PROVIDED DATA Start Marker

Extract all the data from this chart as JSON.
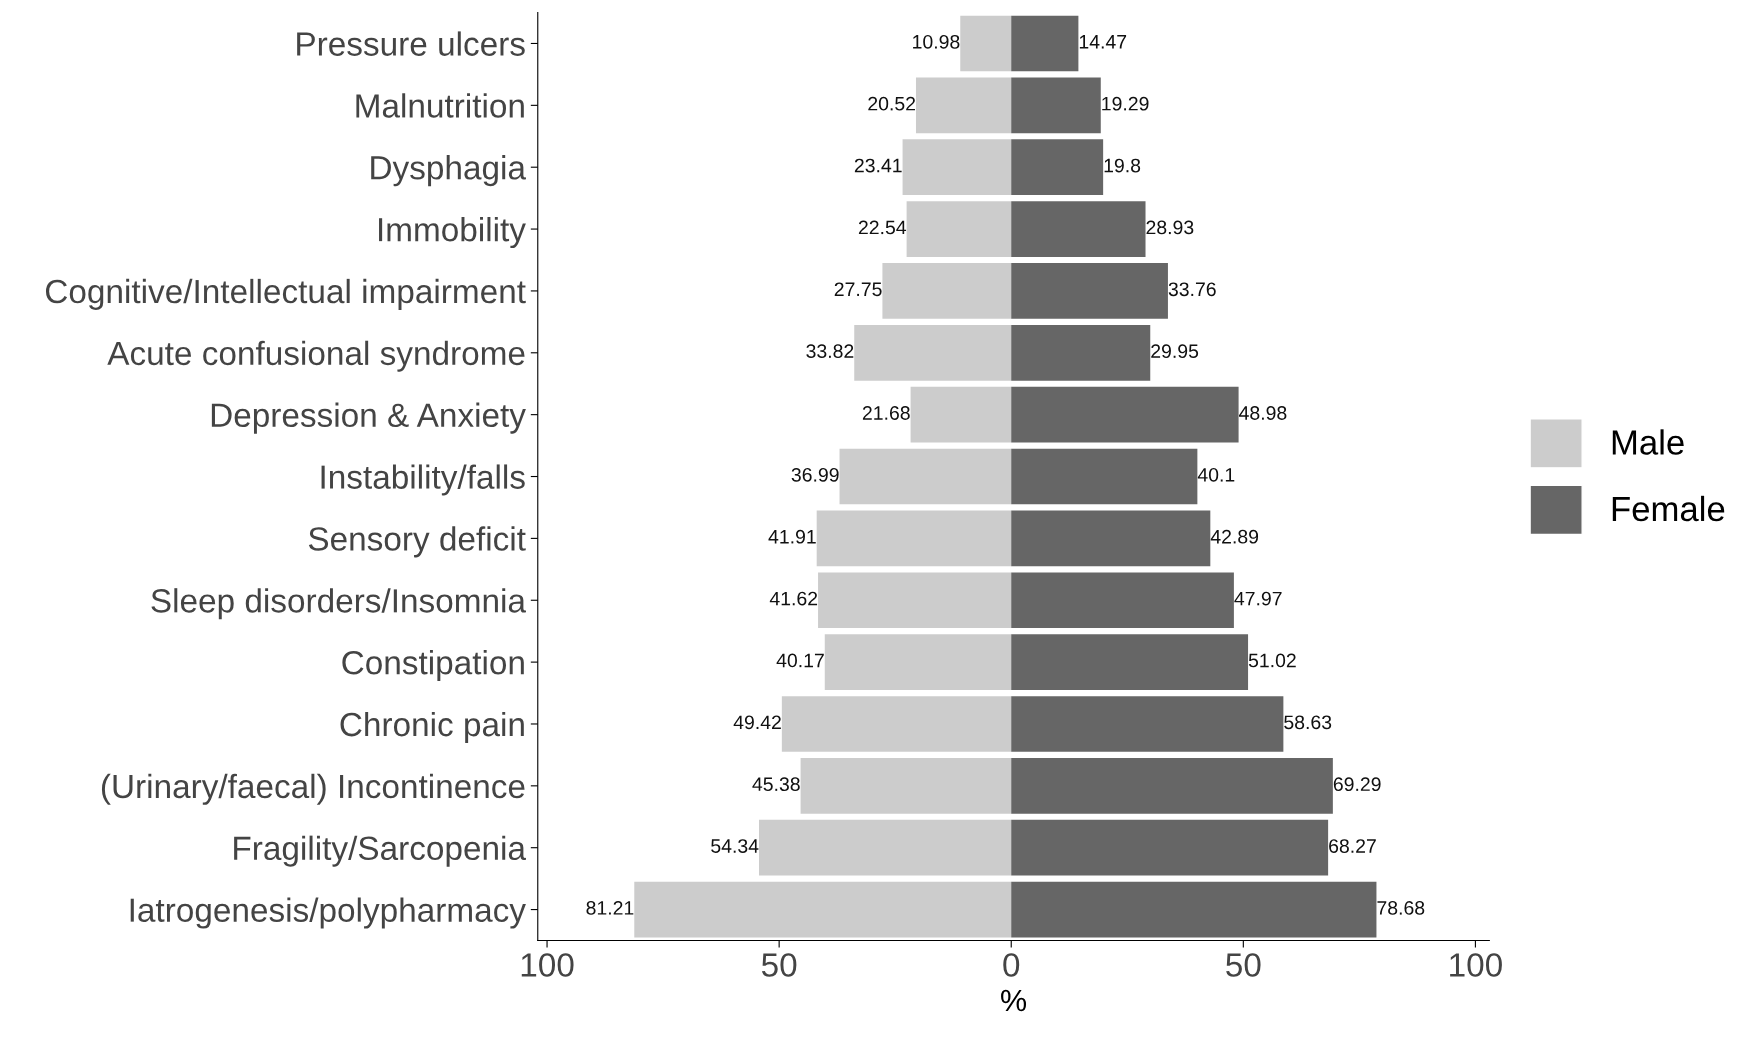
{
  "chart_data": {
    "type": "bar",
    "orientation": "horizontal",
    "xlabel": "%",
    "categories": [
      "Pressure ulcers",
      "Malnutrition",
      "Dysphagia",
      "Immobility",
      "Cognitive/Intellectual impairment",
      "Acute confusional syndrome",
      "Depression & Anxiety",
      "Instability/falls",
      "Sensory deficit",
      "Sleep disorders/Insomnia",
      "Constipation",
      "Chronic pain",
      "(Urinary/faecal) Incontinence",
      "Fragility/Sarcopenia",
      "Iatrogenesis/polypharmacy"
    ],
    "series": [
      {
        "name": "Male",
        "color": "#cccccc",
        "values": [
          10.98,
          20.52,
          23.41,
          22.54,
          27.75,
          33.82,
          21.68,
          36.99,
          41.91,
          41.62,
          40.17,
          49.42,
          45.38,
          54.34,
          81.21
        ],
        "base": [
          -10.98,
          -20.52,
          -23.41,
          -22.54,
          -27.75,
          -33.82,
          -21.68,
          -36.99,
          -41.91,
          -41.62,
          -40.17,
          -49.42,
          -45.38,
          -54.34,
          -81.21
        ]
      },
      {
        "name": "Female",
        "color": "#666666",
        "values": [
          14.47,
          19.29,
          19.8,
          28.93,
          33.76,
          29.95,
          48.98,
          40.1,
          42.89,
          47.97,
          51.02,
          58.63,
          69.29,
          68.27,
          78.68
        ]
      }
    ],
    "data_labels": true,
    "xlim": [
      -102,
      103
    ],
    "xticks": [
      {
        "value": -100,
        "label": "100"
      },
      {
        "value": -50,
        "label": "50"
      },
      0,
      50,
      100
    ],
    "grid": false,
    "legend": "right"
  }
}
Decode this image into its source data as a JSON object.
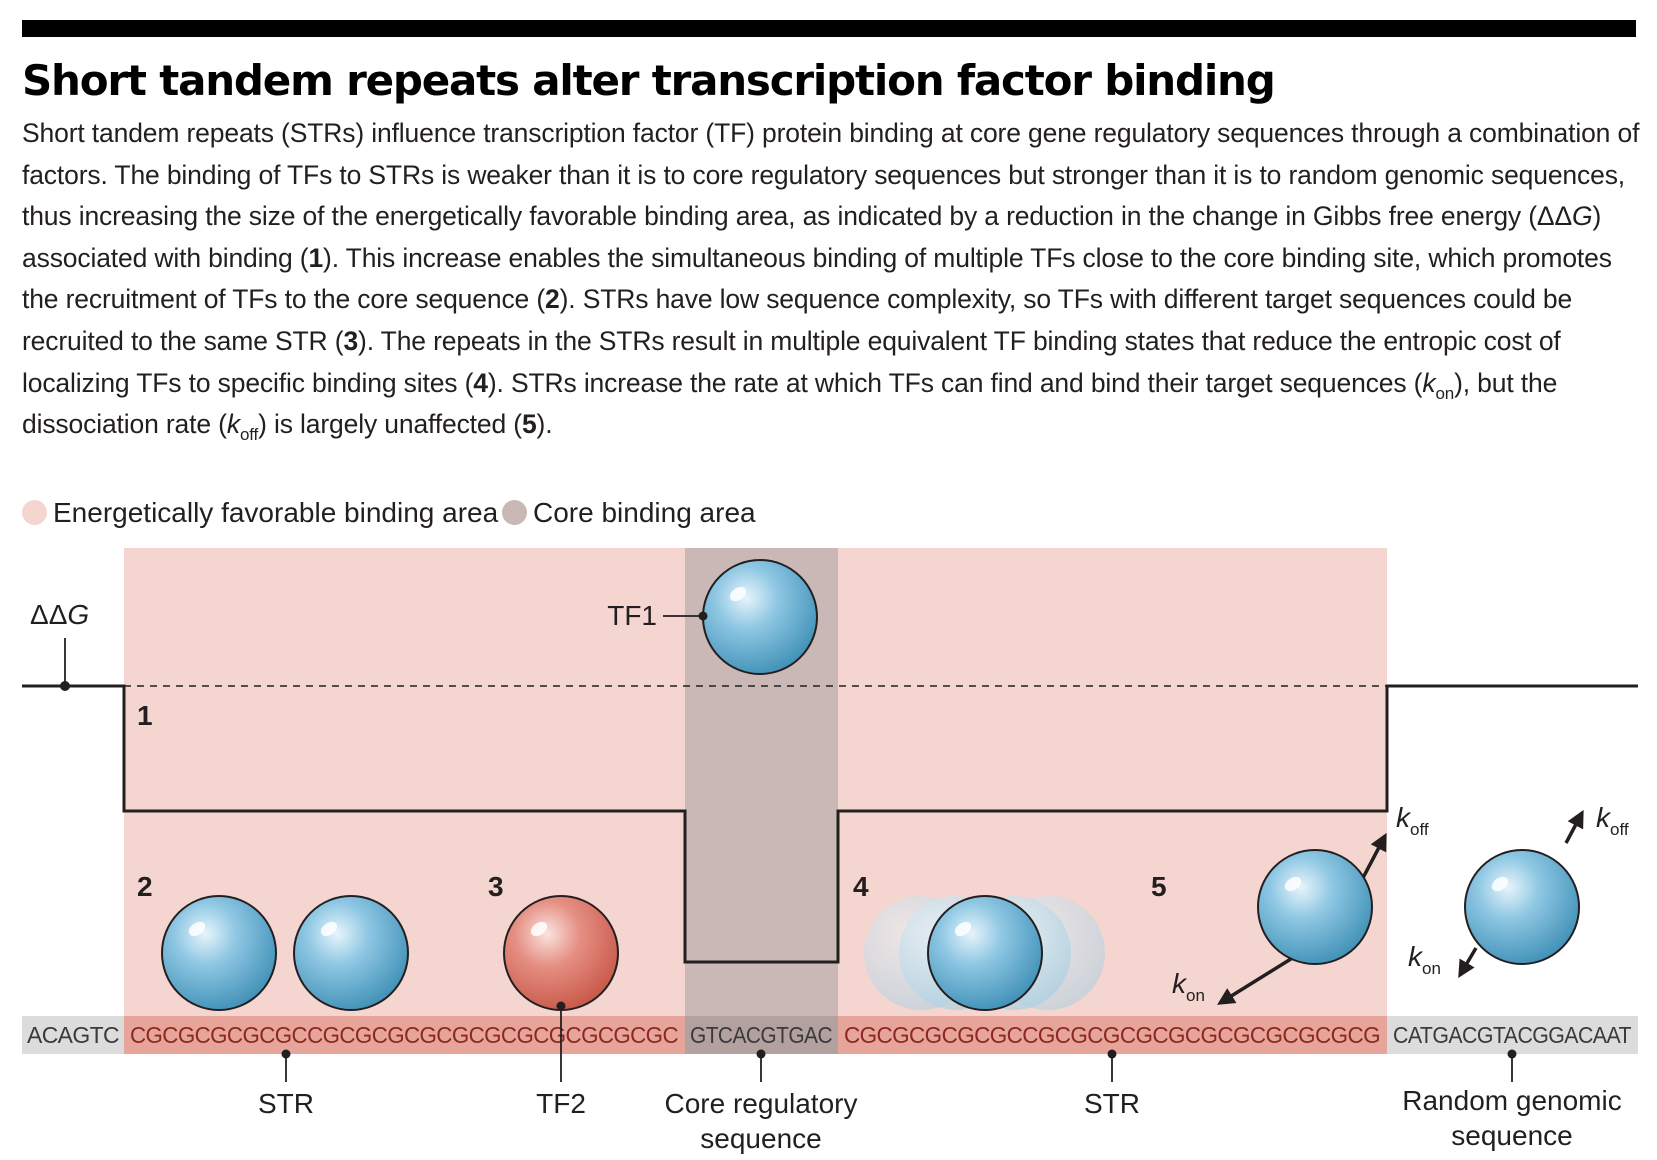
{
  "title": "Short tandem repeats alter transcription factor binding",
  "caption": {
    "p1": "Short tandem repeats (STRs) influence transcription factor (TF) protein binding at core gene regulatory sequences through a combination of factors. The binding of TFs to STRs is weaker than it is to core regulatory sequences but stronger than it is to random genomic sequences, thus increasing the size of the energetically favorable binding area, as indicated by a reduction in the change in Gibbs free energy (",
    "ddg_delta": "ΔΔ",
    "ddg_g": "G",
    "p2": ") associated with binding (",
    "n1": "1",
    "p3": "). This increase enables the simultaneous binding of multiple TFs close to the core binding site, which promotes the recruitment of TFs to the core sequence (",
    "n2": "2",
    "p4": "). STRs have low sequence complexity, so TFs with different target sequences could be recruited to the same STR (",
    "n3": "3",
    "p5": "). The repeats in the STRs result in multiple equivalent TF binding states that reduce the entropic cost of localizing TFs to specific binding sites (",
    "n4": "4",
    "p6": "). STRs increase the rate at which TFs can find and bind their target sequences (",
    "k": "k",
    "on": "on",
    "p7": "), but the dissociation rate (",
    "off": "off",
    "p8": ") is largely unaffected (",
    "n5": "5",
    "p9": ")."
  },
  "legend": {
    "favorable": "Energetically favorable binding area",
    "core": "Core binding area"
  },
  "colors": {
    "favorable_area": "#f5d5cf",
    "core_area": "#c9b8b6",
    "str_band": "#e7a49a",
    "flank_band": "#dcdcdc",
    "core_band": "#b3a19f",
    "tf_blue": "#5ea9cd",
    "tf_red": "#d9685b",
    "line": "#231f20"
  },
  "diagram": {
    "ddg_label_delta": "ΔΔ",
    "ddg_label_g": "G",
    "tf1_label": "TF1",
    "steps": {
      "s1": "1",
      "s2": "2",
      "s3": "3",
      "s4": "4",
      "s5": "5"
    },
    "k": "k",
    "on": "on",
    "off": "off",
    "sequences": {
      "left_flank": "ACAGTC",
      "str_left": "CGCGCGCGCGCCGCGCGCGCGCGCGCGCGCGCGC",
      "core": "GTCACGTGAC",
      "str_right": "CGCGCGCGCGCCGCGCGCGCGCGCGCGCGCGCG",
      "right_flank": "CATGACGTACGGACAAT"
    },
    "bottom_labels": {
      "str_left": "STR",
      "tf2": "TF2",
      "core_line1": "Core regulatory",
      "core_line2": "sequence",
      "str_right": "STR",
      "random_line1": "Random genomic",
      "random_line2": "sequence"
    }
  }
}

PROVIDED DATA End Marker

→ **EXERCISE**
Print every line of the material exactly as written, but drop the pictures.

→ **EXERCISE RESPONSE**
Extract all the data from this chart as JSON.
{
  "chart_data": {
    "type": "bar",
    "orientation": "horizontal",
    "xlabel": "%",
    "categories": [
      "Pressure ulcers",
      "Malnutrition",
      "Dysphagia",
      "Immobility",
      "Cognitive/Intellectual impairment",
      "Acute confusional syndrome",
      "Depression & Anxiety",
      "Instability/falls",
      "Sensory deficit",
      "Sleep disorders/Insomnia",
      "Constipation",
      "Chronic pain",
      "(Urinary/faecal) Incontinence",
      "Fragility/Sarcopenia",
      "Iatrogenesis/polypharmacy"
    ],
    "series": [
      {
        "name": "Male",
        "color": "#cccccc",
        "values": [
          10.98,
          20.52,
          23.41,
          22.54,
          27.75,
          33.82,
          21.68,
          36.99,
          41.91,
          41.62,
          40.17,
          49.42,
          45.38,
          54.34,
          81.21
        ],
        "base": [
          -10.98,
          -20.52,
          -23.41,
          -22.54,
          -27.75,
          -33.82,
          -21.68,
          -36.99,
          -41.91,
          -41.62,
          -40.17,
          -49.42,
          -45.38,
          -54.34,
          -81.21
        ]
      },
      {
        "name": "Female",
        "color": "#666666",
        "values": [
          14.47,
          19.29,
          19.8,
          28.93,
          33.76,
          29.95,
          48.98,
          40.1,
          42.89,
          47.97,
          51.02,
          58.63,
          69.29,
          68.27,
          78.68
        ]
      }
    ],
    "data_labels": true,
    "xlim": [
      -102,
      103
    ],
    "xticks": [
      {
        "value": -100,
        "label": "100"
      },
      {
        "value": -50,
        "label": "50"
      },
      0,
      50,
      100
    ],
    "grid": false,
    "legend": "right"
  }
}
Decode this image into its source data as a JSON object.
{
  "title": "Short tandem repeats alter transcription factor binding",
  "caption": {
    "p1": "Short tandem repeats (STRs) influence transcription factor (TF) protein binding at core gene regulatory sequences through a combination of factors. The binding of TFs to STRs is weaker than it is to core regulatory sequences but stronger than it is to random genomic sequences, thus increasing the size of the energetically favorable binding area, as indicated by a reduction in the change in Gibbs free energy (",
    "ddg_delta": "ΔΔ",
    "ddg_g": "G",
    "p2": ") associated with binding (",
    "n1": "1",
    "p3": "). This increase enables the simultaneous binding of multiple TFs close to the core binding site, which promotes the recruitment of TFs to the core sequence (",
    "n2": "2",
    "p4": "). STRs have low sequence complexity, so TFs with different target sequences could be recruited to the same STR (",
    "n3": "3",
    "p5": "). The repeats in the STRs result in multiple equivalent TF binding states that reduce the entropic cost of localizing TFs to specific binding sites (",
    "n4": "4",
    "p6": "). STRs increase the rate at which TFs can find and bind their target sequences (",
    "k": "k",
    "on": "on",
    "p7": "), but the dissociation rate (",
    "off": "off",
    "p8": ") is largely unaffected (",
    "n5": "5",
    "p9": ")."
  },
  "legend": {
    "favorable": "Energetically favorable binding area",
    "core": "Core binding area"
  },
  "colors": {
    "favorable_area": "#f5d5cf",
    "core_area": "#c9b8b6",
    "str_band": "#e7a49a",
    "flank_band": "#dcdcdc",
    "core_band": "#b3a19f",
    "tf_blue": "#5ea9cd",
    "tf_red": "#d9685b",
    "line": "#231f20"
  },
  "diagram": {
    "ddg_label_delta": "ΔΔ",
    "ddg_label_g": "G",
    "tf1_label": "TF1",
    "steps": {
      "s1": "1",
      "s2": "2",
      "s3": "3",
      "s4": "4",
      "s5": "5"
    },
    "k": "k",
    "on": "on",
    "off": "off",
    "sequences": {
      "left_flank": "ACAGTC",
      "str_left": "CGCGCGCGCGCCGCGCGCGCGCGCGCGCGCGCGC",
      "core": "GTCACGTGAC",
      "str_right": "CGCGCGCGCGCCGCGCGCGCGCGCGCGCGCGCG",
      "right_flank": "CATGACGTACGGACAAT"
    },
    "bottom_labels": {
      "str_left": "STR",
      "tf2": "TF2",
      "core_line1": "Core regulatory",
      "core_line2": "sequence",
      "str_right": "STR",
      "random_line1": "Random genomic",
      "random_line2": "sequence"
    }
  }
}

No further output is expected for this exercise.